__Description of the task__
Transcribe each line of the material as it is, and drop any picture.

__Exercise data__
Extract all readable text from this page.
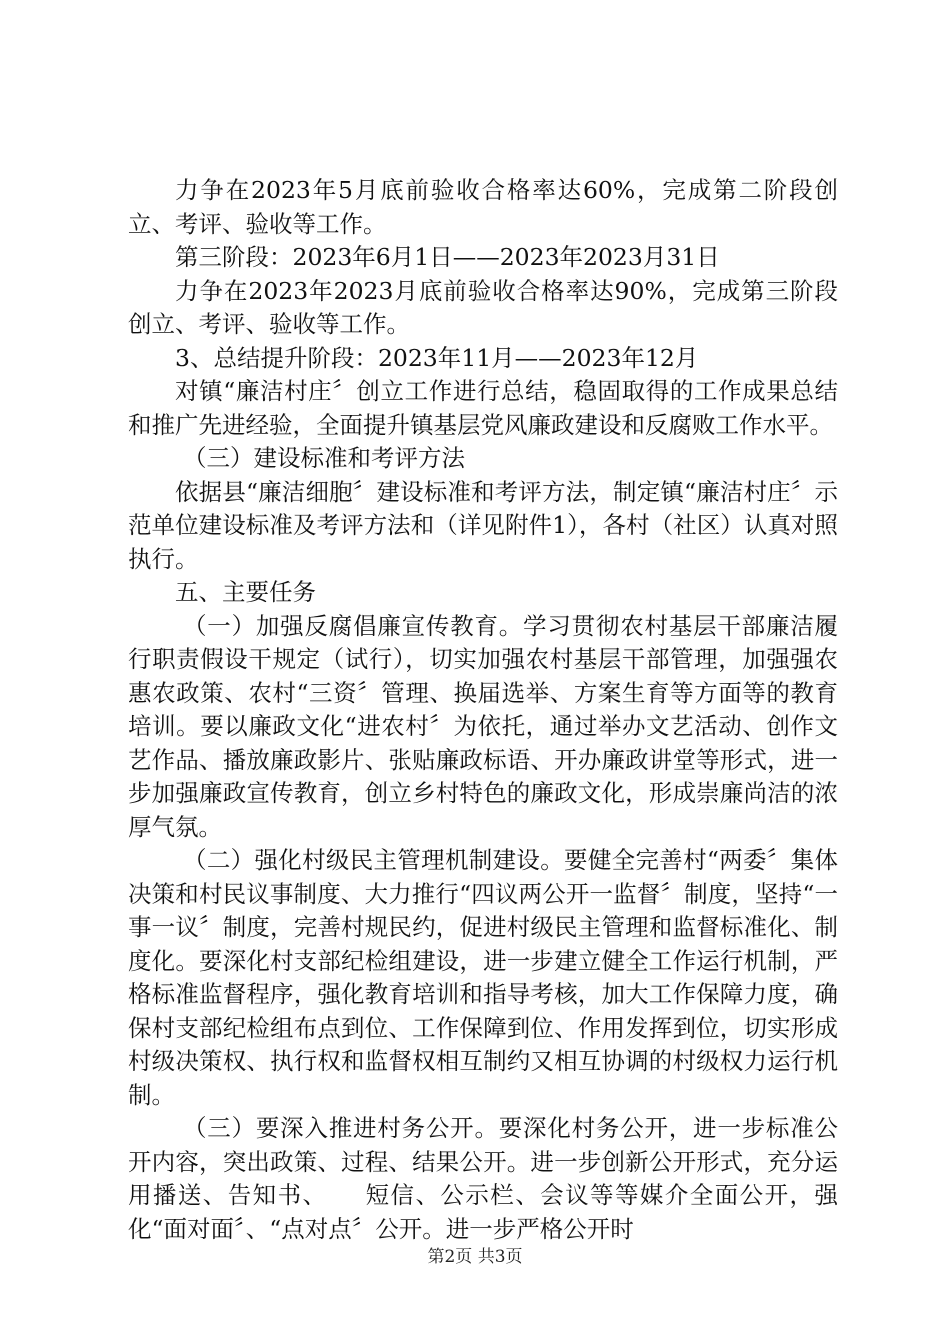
力争在2023年5月底前验收合格率达60%，完成第二阶段创立、考评、验收等工作。

第三阶段：2023年6月1日——2023年2023月31日

力争在2023年2023月底前验收合格率达90%，完成第三阶段创立、考评、验收等工作。

3、总结提升阶段：2023年11月——2023年12月

对镇“廉洁村庄〞创立工作进行总结，稳固取得的工作成果总结和推广先进经验，全面提升镇基层党风廉政建设和反腐败工作水平。

（三）建设标准和考评方法

依据县“廉洁细胞〞建设标准和考评方法，制定镇“廉洁村庄〞示范单位建设标准及考评方法和（详见附件1），各村（社区）认真对照执行。

五、主要任务

（一）加强反腐倡廉宣传教育。学习贯彻农村基层干部廉洁履行职责假设干规定（试行），切实加强农村基层干部管理，加强强农惠农政策、农村“三资〞管理、换届选举、方案生育等方面等的教育培训。要以廉政文化“进农村〞为依托，通过举办文艺活动、创作文艺作品、播放廉政影片、张贴廉政标语、开办廉政讲堂等形式，进一步加强廉政宣传教育，创立乡村特色的廉政文化，形成崇廉尚洁的浓厚气氛。

（二）强化村级民主管理机制建设。要健全完善村“两委〞集体决策和村民议事制度、大力推行“四议两公开一监督〞制度，坚持“一事一议〞制度，完善村规民约，促进村级民主管理和监督标准化、制度化。要深化村支部纪检组建设，进一步建立健全工作运行机制，严格标准监督程序，强化教育培训和指导考核，加大工作保障力度，确保村支部纪检组布点到位、工作保障到位、作用发挥到位，切实形成村级决策权、执行权和监督权相互制约又相互协调的村级权力运行机制。

（三）要深入推进村务公开。要深化村务公开，进一步标准公开内容，突出政策、过程、结果公开。进一步创新公开形式，充分运用播送、告知书、　　短信、公示栏、会议等等媒介全面公开，强化“面对面〞、“点对点〞公开。进一步严格公开时

第2页 共3页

__Task response__
Extract all readable text from this page.
力争在2023年5月底前验收合格率达60%，完成第二阶段创立、考评、验收等工作。

第三阶段：2023年6月1日——2023年2023月31日

力争在2023年2023月底前验收合格率达90%，完成第三阶段创立、考评、验收等工作。

3、总结提升阶段：2023年11月——2023年12月

对镇“廉洁村庄〞创立工作进行总结，稳固取得的工作成果总结和推广先进经验，全面提升镇基层党风廉政建设和反腐败工作水平。

（三）建设标准和考评方法

依据县“廉洁细胞〞建设标准和考评方法，制定镇“廉洁村庄〞示范单位建设标准及考评方法和（详见附件1），各村（社区）认真对照执行。

五、主要任务

（一）加强反腐倡廉宣传教育。学习贯彻农村基层干部廉洁履行职责假设干规定（试行），切实加强农村基层干部管理，加强强农惠农政策、农村“三资〞管理、换届选举、方案生育等方面等的教育培训。要以廉政文化“进农村〞为依托，通过举办文艺活动、创作文艺作品、播放廉政影片、张贴廉政标语、开办廉政讲堂等形式，进一步加强廉政宣传教育，创立乡村特色的廉政文化，形成崇廉尚洁的浓厚气氛。

（二）强化村级民主管理机制建设。要健全完善村“两委〞集体决策和村民议事制度、大力推行“四议两公开一监督〞制度，坚持“一事一议〞制度，完善村规民约，促进村级民主管理和监督标准化、制度化。要深化村支部纪检组建设，进一步建立健全工作运行机制，严格标准监督程序，强化教育培训和指导考核，加大工作保障力度，确保村支部纪检组布点到位、工作保障到位、作用发挥到位，切实形成村级决策权、执行权和监督权相互制约又相互协调的村级权力运行机制。

（三）要深入推进村务公开。要深化村务公开，进一步标准公开内容，突出政策、过程、结果公开。进一步创新公开形式，充分运用播送、告知书、　　短信、公示栏、会议等等媒介全面公开，强化“面对面〞、“点对点〞公开。进一步严格公开时

第2页 共3页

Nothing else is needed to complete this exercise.